++++ Records for the exercise

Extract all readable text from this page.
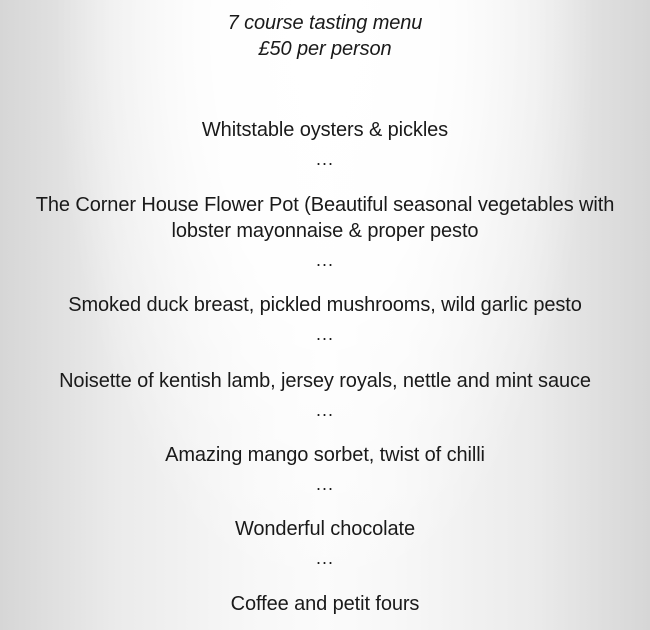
7 course tasting menu
£50 per person
Whitstable oysters & pickles
...
The Corner House Flower Pot (Beautiful seasonal vegetables with
lobster mayonnaise & proper pesto
...
Smoked duck breast, pickled mushrooms, wild garlic pesto
...
Noisette of kentish lamb, jersey royals, nettle and mint sauce
...
Amazing mango sorbet, twist of chilli
...
Wonderful chocolate
...
Coffee and petit fours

++++++++

On how many lines does the word "pesto" appear? Answer with only the number.

Exercise answer: 2